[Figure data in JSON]
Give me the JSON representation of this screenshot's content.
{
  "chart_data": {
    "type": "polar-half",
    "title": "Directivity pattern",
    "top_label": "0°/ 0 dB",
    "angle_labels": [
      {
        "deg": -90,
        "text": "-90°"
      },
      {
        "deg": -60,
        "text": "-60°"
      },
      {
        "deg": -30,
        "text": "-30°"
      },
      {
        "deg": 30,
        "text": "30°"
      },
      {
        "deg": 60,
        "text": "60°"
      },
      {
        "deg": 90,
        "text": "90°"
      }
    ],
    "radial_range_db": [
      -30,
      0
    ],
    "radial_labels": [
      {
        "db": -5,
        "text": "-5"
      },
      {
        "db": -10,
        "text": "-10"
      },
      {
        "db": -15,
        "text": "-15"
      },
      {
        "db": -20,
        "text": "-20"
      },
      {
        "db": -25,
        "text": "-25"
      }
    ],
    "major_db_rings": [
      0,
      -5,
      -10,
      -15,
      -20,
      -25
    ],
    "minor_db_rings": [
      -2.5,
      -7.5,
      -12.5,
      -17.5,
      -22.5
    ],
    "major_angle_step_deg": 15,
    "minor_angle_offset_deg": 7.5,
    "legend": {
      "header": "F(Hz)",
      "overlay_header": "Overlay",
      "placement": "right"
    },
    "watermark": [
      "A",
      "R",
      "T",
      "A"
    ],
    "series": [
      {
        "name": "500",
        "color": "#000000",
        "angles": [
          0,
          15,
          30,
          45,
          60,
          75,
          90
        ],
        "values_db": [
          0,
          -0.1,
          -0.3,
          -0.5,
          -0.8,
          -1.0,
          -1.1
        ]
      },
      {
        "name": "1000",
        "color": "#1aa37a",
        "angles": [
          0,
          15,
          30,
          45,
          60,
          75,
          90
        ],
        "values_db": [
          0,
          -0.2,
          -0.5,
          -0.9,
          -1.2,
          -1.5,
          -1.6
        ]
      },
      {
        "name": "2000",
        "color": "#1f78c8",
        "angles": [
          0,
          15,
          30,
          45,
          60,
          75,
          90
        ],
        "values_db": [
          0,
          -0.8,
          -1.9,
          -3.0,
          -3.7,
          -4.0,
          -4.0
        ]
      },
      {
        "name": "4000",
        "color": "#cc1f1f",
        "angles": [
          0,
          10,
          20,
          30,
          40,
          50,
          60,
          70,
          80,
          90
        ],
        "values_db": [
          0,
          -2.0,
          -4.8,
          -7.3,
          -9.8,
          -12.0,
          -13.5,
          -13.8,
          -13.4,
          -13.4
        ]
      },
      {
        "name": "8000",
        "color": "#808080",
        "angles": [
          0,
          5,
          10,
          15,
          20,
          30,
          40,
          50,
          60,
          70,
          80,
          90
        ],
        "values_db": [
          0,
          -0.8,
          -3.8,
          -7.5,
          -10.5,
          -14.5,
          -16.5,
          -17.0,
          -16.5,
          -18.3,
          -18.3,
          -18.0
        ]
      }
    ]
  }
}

#### What needs to be done:
Working from the listing above, pick out every line that has "text" and copy it.

#### Final result:
        "text": "-90°"
        "text": "-60°"
        "text": "-30°"
        "text": "30°"
        "text": "60°"
        "text": "90°"
        "text": "-5"
        "text": "-10"
        "text": "-15"
        "text": "-20"
        "text": "-25"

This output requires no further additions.